• **Request**
Omit images. Retype all entries verbatim.

(Dataset records)

>> start

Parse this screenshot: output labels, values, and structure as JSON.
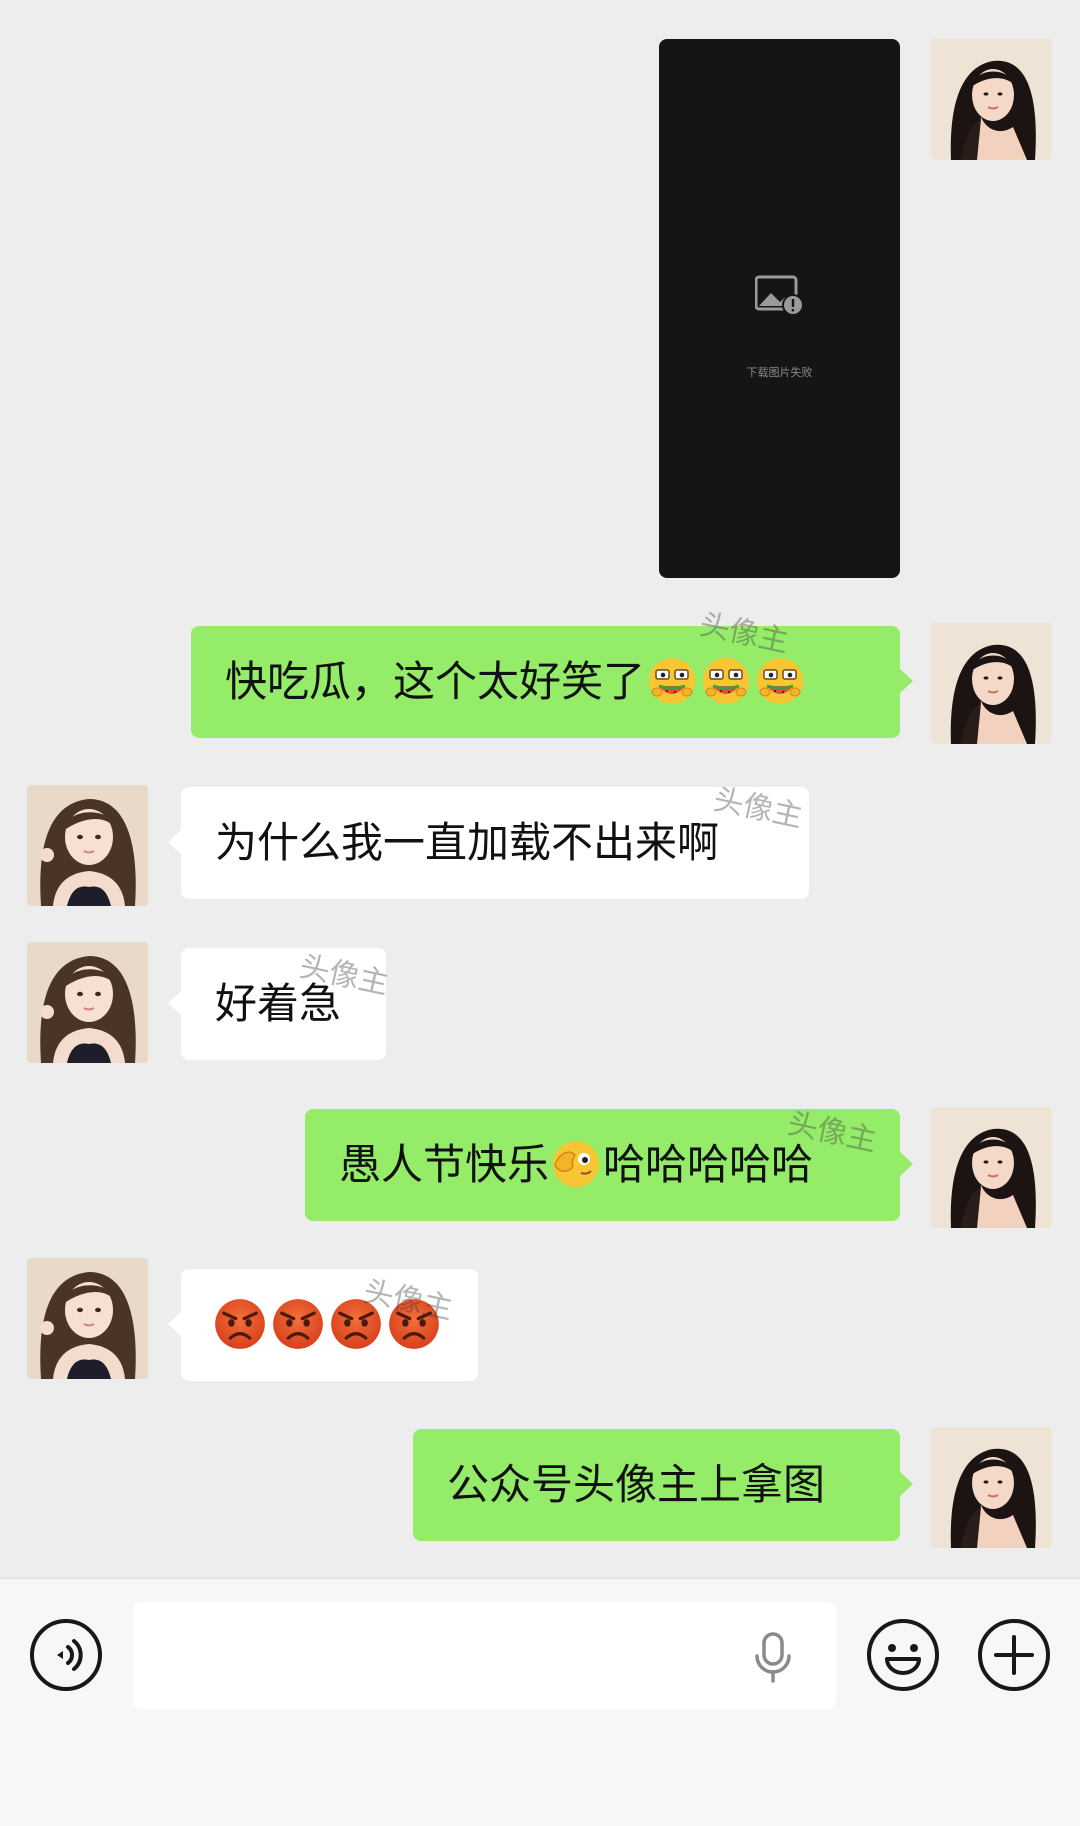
{
  "image_message": {
    "status_text": "下载图片失败",
    "icon": "image-broken-icon"
  },
  "messages": [
    {
      "side": "me",
      "text": "快吃瓜，这个太好笑了",
      "emojis": [
        "melon-eating-emoji",
        "melon-eating-emoji",
        "melon-eating-emoji"
      ]
    },
    {
      "side": "them",
      "text": "为什么我一直加载不出来啊"
    },
    {
      "side": "them",
      "text": "好着急"
    },
    {
      "side": "me",
      "text_before": "愚人节快乐",
      "emoji": "facepalm-peek-emoji",
      "text_after": "哈哈哈哈哈"
    },
    {
      "side": "them",
      "emojis": [
        "angry-face-emoji",
        "angry-face-emoji",
        "angry-face-emoji",
        "angry-face-emoji"
      ]
    },
    {
      "side": "me",
      "text": "公众号头像主上拿图"
    }
  ],
  "watermark": "头像主",
  "input_bar": {
    "voice_button_icon": "voice-mode-icon",
    "input_value": "",
    "mic_icon": "microphone-icon",
    "emoji_button_icon": "emoji-icon",
    "more_button_icon": "plus-icon"
  },
  "colors": {
    "background": "#ededed",
    "my_bubble": "#95ec69",
    "their_bubble": "#ffffff",
    "image_placeholder": "#151515"
  }
}
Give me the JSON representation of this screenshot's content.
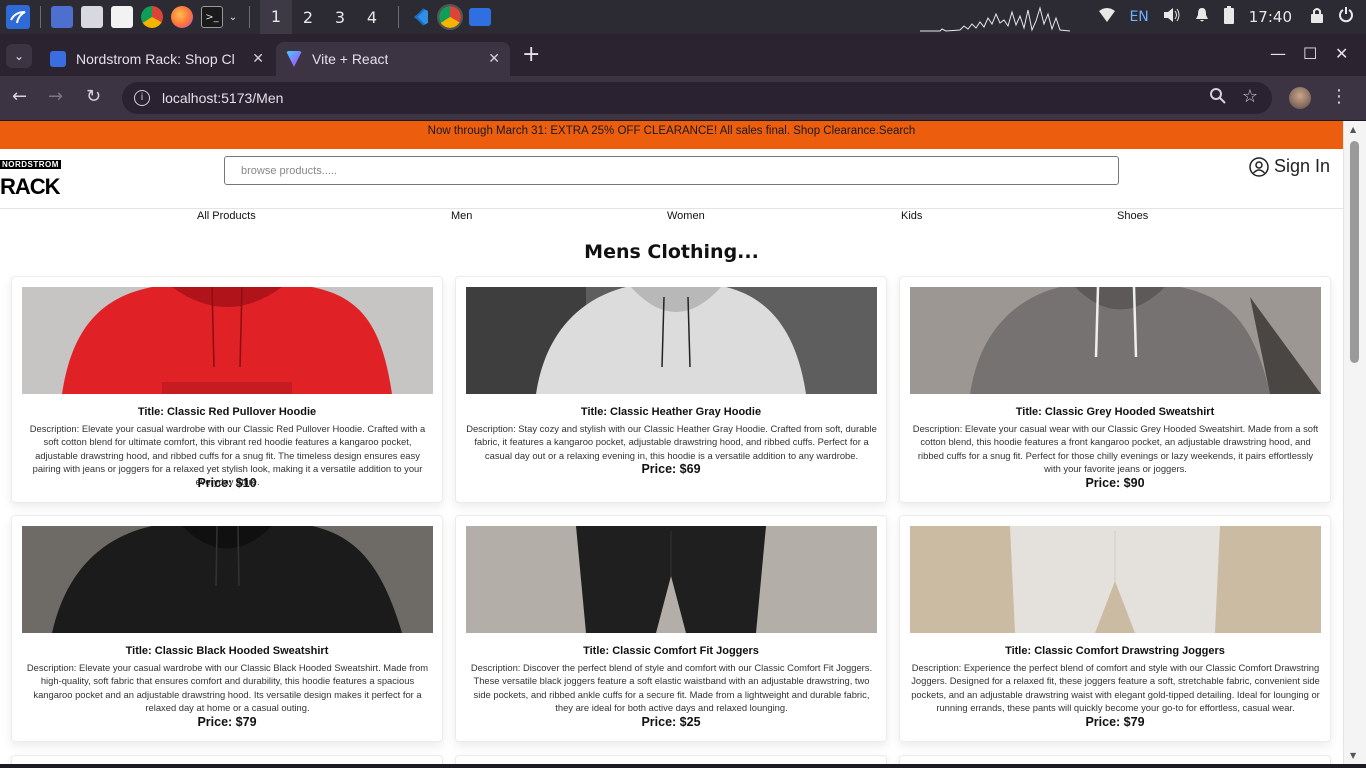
{
  "taskbar": {
    "workspaces": [
      "1",
      "2",
      "3",
      "4"
    ],
    "language": "EN",
    "clock": "17:40"
  },
  "browser": {
    "tabs": [
      {
        "title": "Nordstrom Rack: Shop Cl",
        "favicon_color": "#3a6ee0"
      },
      {
        "title": "Vite + React",
        "favicon_color": "#9d6cf5"
      }
    ],
    "url": "localhost:5173/Men"
  },
  "page": {
    "promo": "Now through March 31: EXTRA 25% OFF CLEARANCE! All sales final. Shop Clearance.Search",
    "logo": {
      "top": "NORDSTROM",
      "main": "RACK"
    },
    "search_placeholder": "browse products.....",
    "signin": "Sign In",
    "categories": [
      "All Products",
      "Men",
      "Women",
      "Kids",
      "Shoes"
    ],
    "heading": "Mens Clothing...",
    "products": [
      {
        "title": "Title: Classic Red Pullover Hoodie",
        "description": "Description: Elevate your casual wardrobe with our Classic Red Pullover Hoodie. Crafted with a soft cotton blend for ultimate comfort, this vibrant red hoodie features a kangaroo pocket, adjustable drawstring hood, and ribbed cuffs for a snug fit. The timeless design ensures easy pairing with jeans or joggers for a relaxed yet stylish look, making it a versatile addition to your everyday attire.",
        "price": "Price: $10",
        "image": "red-hoodie"
      },
      {
        "title": "Title: Classic Heather Gray Hoodie",
        "description": "Description: Stay cozy and stylish with our Classic Heather Gray Hoodie. Crafted from soft, durable fabric, it features a kangaroo pocket, adjustable drawstring hood, and ribbed cuffs. Perfect for a casual day out or a relaxing evening in, this hoodie is a versatile addition to any wardrobe.",
        "price": "Price: $69",
        "image": "heather-gray-hoodie"
      },
      {
        "title": "Title: Classic Grey Hooded Sweatshirt",
        "description": "Description: Elevate your casual wear with our Classic Grey Hooded Sweatshirt. Made from a soft cotton blend, this hoodie features a front kangaroo pocket, an adjustable drawstring hood, and ribbed cuffs for a snug fit. Perfect for those chilly evenings or lazy weekends, it pairs effortlessly with your favorite jeans or joggers.",
        "price": "Price: $90",
        "image": "grey-sweatshirt"
      },
      {
        "title": "Title: Classic Black Hooded Sweatshirt",
        "description": "Description: Elevate your casual wardrobe with our Classic Black Hooded Sweatshirt. Made from high-quality, soft fabric that ensures comfort and durability, this hoodie features a spacious kangaroo pocket and an adjustable drawstring hood. Its versatile design makes it perfect for a relaxed day at home or a casual outing.",
        "price": "Price: $79",
        "image": "black-sweatshirt"
      },
      {
        "title": "Title: Classic Comfort Fit Joggers",
        "description": "Description: Discover the perfect blend of style and comfort with our Classic Comfort Fit Joggers. These versatile black joggers feature a soft elastic waistband with an adjustable drawstring, two side pockets, and ribbed ankle cuffs for a secure fit. Made from a lightweight and durable fabric, they are ideal for both active days and relaxed lounging.",
        "price": "Price: $25",
        "image": "black-joggers"
      },
      {
        "title": "Title: Classic Comfort Drawstring Joggers",
        "description": "Description: Experience the perfect blend of comfort and style with our Classic Comfort Drawstring Joggers. Designed for a relaxed fit, these joggers feature a soft, stretchable fabric, convenient side pockets, and an adjustable drawstring waist with elegant gold-tipped detailing. Ideal for lounging or running errands, these pants will quickly become your go-to for effortless, casual wear.",
        "price": "Price: $79",
        "image": "beige-joggers"
      }
    ]
  },
  "colors": {
    "promo": "#ec5d0e",
    "chrome_dark": "#2b2330",
    "chrome_light": "#3c3343"
  }
}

>> end

• **Right answer**
Parse this screenshot: output labels, values, and structure as JSON.
{
  "image_message": {
    "status_text": "下载图片失败",
    "icon": "image-broken-icon"
  },
  "messages": [
    {
      "side": "me",
      "text": "快吃瓜，这个太好笑了",
      "emojis": [
        "melon-eating-emoji",
        "melon-eating-emoji",
        "melon-eating-emoji"
      ]
    },
    {
      "side": "them",
      "text": "为什么我一直加载不出来啊"
    },
    {
      "side": "them",
      "text": "好着急"
    },
    {
      "side": "me",
      "text_before": "愚人节快乐",
      "emoji": "facepalm-peek-emoji",
      "text_after": "哈哈哈哈哈"
    },
    {
      "side": "them",
      "emojis": [
        "angry-face-emoji",
        "angry-face-emoji",
        "angry-face-emoji",
        "angry-face-emoji"
      ]
    },
    {
      "side": "me",
      "text": "公众号头像主上拿图"
    }
  ],
  "watermark": "头像主",
  "input_bar": {
    "voice_button_icon": "voice-mode-icon",
    "input_value": "",
    "mic_icon": "microphone-icon",
    "emoji_button_icon": "emoji-icon",
    "more_button_icon": "plus-icon"
  },
  "colors": {
    "background": "#ededed",
    "my_bubble": "#95ec69",
    "their_bubble": "#ffffff",
    "image_placeholder": "#151515"
  }
}
Give me the JSON representation of this screenshot's content.
{
  "taskbar": {
    "workspaces": [
      "1",
      "2",
      "3",
      "4"
    ],
    "language": "EN",
    "clock": "17:40"
  },
  "browser": {
    "tabs": [
      {
        "title": "Nordstrom Rack: Shop Cl",
        "favicon_color": "#3a6ee0"
      },
      {
        "title": "Vite + React",
        "favicon_color": "#9d6cf5"
      }
    ],
    "url": "localhost:5173/Men"
  },
  "page": {
    "promo": "Now through March 31: EXTRA 25% OFF CLEARANCE! All sales final. Shop Clearance.Search",
    "logo": {
      "top": "NORDSTROM",
      "main": "RACK"
    },
    "search_placeholder": "browse products.....",
    "signin": "Sign In",
    "categories": [
      "All Products",
      "Men",
      "Women",
      "Kids",
      "Shoes"
    ],
    "heading": "Mens Clothing...",
    "products": [
      {
        "title": "Title: Classic Red Pullover Hoodie",
        "description": "Description: Elevate your casual wardrobe with our Classic Red Pullover Hoodie. Crafted with a soft cotton blend for ultimate comfort, this vibrant red hoodie features a kangaroo pocket, adjustable drawstring hood, and ribbed cuffs for a snug fit. The timeless design ensures easy pairing with jeans or joggers for a relaxed yet stylish look, making it a versatile addition to your everyday attire.",
        "price": "Price: $10",
        "image": "red-hoodie"
      },
      {
        "title": "Title: Classic Heather Gray Hoodie",
        "description": "Description: Stay cozy and stylish with our Classic Heather Gray Hoodie. Crafted from soft, durable fabric, it features a kangaroo pocket, adjustable drawstring hood, and ribbed cuffs. Perfect for a casual day out or a relaxing evening in, this hoodie is a versatile addition to any wardrobe.",
        "price": "Price: $69",
        "image": "heather-gray-hoodie"
      },
      {
        "title": "Title: Classic Grey Hooded Sweatshirt",
        "description": "Description: Elevate your casual wear with our Classic Grey Hooded Sweatshirt. Made from a soft cotton blend, this hoodie features a front kangaroo pocket, an adjustable drawstring hood, and ribbed cuffs for a snug fit. Perfect for those chilly evenings or lazy weekends, it pairs effortlessly with your favorite jeans or joggers.",
        "price": "Price: $90",
        "image": "grey-sweatshirt"
      },
      {
        "title": "Title: Classic Black Hooded Sweatshirt",
        "description": "Description: Elevate your casual wardrobe with our Classic Black Hooded Sweatshirt. Made from high-quality, soft fabric that ensures comfort and durability, this hoodie features a spacious kangaroo pocket and an adjustable drawstring hood. Its versatile design makes it perfect for a relaxed day at home or a casual outing.",
        "price": "Price: $79",
        "image": "black-sweatshirt"
      },
      {
        "title": "Title: Classic Comfort Fit Joggers",
        "description": "Description: Discover the perfect blend of style and comfort with our Classic Comfort Fit Joggers. These versatile black joggers feature a soft elastic waistband with an adjustable drawstring, two side pockets, and ribbed ankle cuffs for a secure fit. Made from a lightweight and durable fabric, they are ideal for both active days and relaxed lounging.",
        "price": "Price: $25",
        "image": "black-joggers"
      },
      {
        "title": "Title: Classic Comfort Drawstring Joggers",
        "description": "Description: Experience the perfect blend of comfort and style with our Classic Comfort Drawstring Joggers. Designed for a relaxed fit, these joggers feature a soft, stretchable fabric, convenient side pockets, and an adjustable drawstring waist with elegant gold-tipped detailing. Ideal for lounging or running errands, these pants will quickly become your go-to for effortless, casual wear.",
        "price": "Price: $79",
        "image": "beige-joggers"
      }
    ]
  },
  "colors": {
    "promo": "#ec5d0e",
    "chrome_dark": "#2b2330",
    "chrome_light": "#3c3343"
  }
}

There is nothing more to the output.